▸ STATED PROBLEM
Count lines, not occurrences: report how many lines in the records hold the string "image", and nothing else.

Dataset records
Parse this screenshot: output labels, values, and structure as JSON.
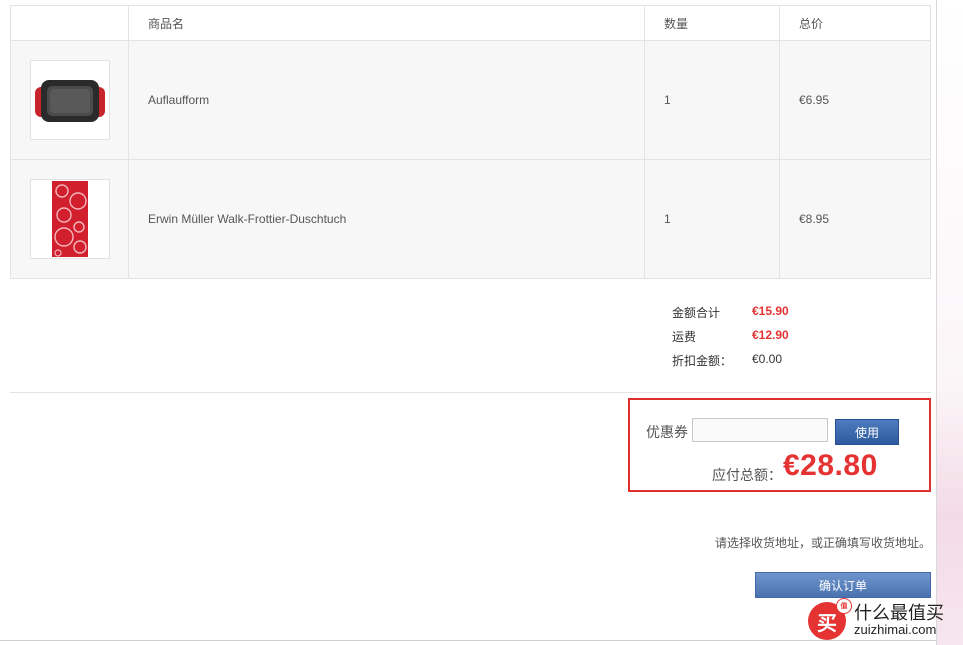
{
  "table": {
    "headers": {
      "name": "商品名",
      "qty": "数量",
      "total": "总价"
    },
    "rows": [
      {
        "image": "baking-dish-image",
        "name": "Auflaufform",
        "qty": "1",
        "total": "€6.95"
      },
      {
        "image": "towel-image",
        "name": "Erwin Müller Walk-Frottier-Duschtuch",
        "qty": "1",
        "total": "€8.95"
      }
    ]
  },
  "summary": {
    "subtotal_label": "金额合计",
    "subtotal_value": "€15.90",
    "shipping_label": "运费",
    "shipping_value": "€12.90",
    "discount_label": "折扣金额：",
    "discount_value": "€0.00"
  },
  "coupon": {
    "label": "优惠券",
    "input_value": "",
    "placeholder": "",
    "button": "使用"
  },
  "payable": {
    "label": "应付总额：",
    "amount": "€28.80"
  },
  "address_hint": "请选择收货地址，或正确填写收货地址。",
  "confirm_button": "确认订单",
  "watermark": {
    "logo_char": "买",
    "badge": "值",
    "title": "什么最值买",
    "url": "zuizhimai.com"
  },
  "colors": {
    "accent_red": "#e53333",
    "button_blue": "#2e5b9e",
    "highlight_border": "#e02f2f"
  }
}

▸ WRITTEN RESPONSE
2